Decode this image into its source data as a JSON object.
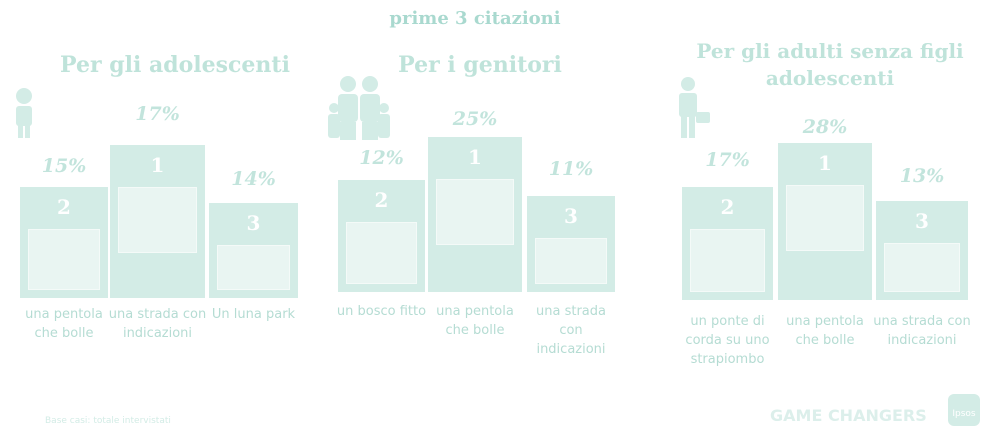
{
  "title": "prime 3 citazioni",
  "groups": [
    {
      "title": "Per gli adolescenti",
      "items": [
        {
          "rank": "2",
          "percent": "15%",
          "label": "una pentola che bolle"
        },
        {
          "rank": "1",
          "percent": "17%",
          "label": "una strada con indicazioni"
        },
        {
          "rank": "3",
          "percent": "14%",
          "label": "Un luna park"
        }
      ]
    },
    {
      "title": "Per i genitori",
      "items": [
        {
          "rank": "2",
          "percent": "12%",
          "label": "un bosco fitto"
        },
        {
          "rank": "1",
          "percent": "25%",
          "label": "una pentola che bolle"
        },
        {
          "rank": "3",
          "percent": "11%",
          "label": "una strada con indicazioni"
        }
      ]
    },
    {
      "title": "Per gli adulti senza figli adolescenti",
      "items": [
        {
          "rank": "2",
          "percent": "17%",
          "label": "un ponte di corda su uno strapiombo"
        },
        {
          "rank": "1",
          "percent": "28%",
          "label": "una pentola che bolle"
        },
        {
          "rank": "3",
          "percent": "13%",
          "label": "una strada con indicazioni"
        }
      ]
    }
  ],
  "footer": {
    "note": "Base casi: totale intervistati",
    "brand": "GAME CHANGERS",
    "logo": "Ipsos"
  }
}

# # # # # # #

Copy the whole of the material above exactly, but not its images.

◆ **SOLUTION**
Decode this image into its source data as a JSON object.
{
  "title": "prime 3 citazioni",
  "groups": [
    {
      "title": "Per gli adolescenti",
      "items": [
        {
          "rank": "2",
          "percent": "15%",
          "label": "una pentola che bolle"
        },
        {
          "rank": "1",
          "percent": "17%",
          "label": "una strada con indicazioni"
        },
        {
          "rank": "3",
          "percent": "14%",
          "label": "Un luna park"
        }
      ]
    },
    {
      "title": "Per i genitori",
      "items": [
        {
          "rank": "2",
          "percent": "12%",
          "label": "un bosco fitto"
        },
        {
          "rank": "1",
          "percent": "25%",
          "label": "una pentola che bolle"
        },
        {
          "rank": "3",
          "percent": "11%",
          "label": "una strada con indicazioni"
        }
      ]
    },
    {
      "title": "Per gli adulti senza figli adolescenti",
      "items": [
        {
          "rank": "2",
          "percent": "17%",
          "label": "un ponte di corda su uno strapiombo"
        },
        {
          "rank": "1",
          "percent": "28%",
          "label": "una pentola che bolle"
        },
        {
          "rank": "3",
          "percent": "13%",
          "label": "una strada con indicazioni"
        }
      ]
    }
  ],
  "footer": {
    "note": "Base casi: totale intervistati",
    "brand": "GAME CHANGERS",
    "logo": "Ipsos"
  }
}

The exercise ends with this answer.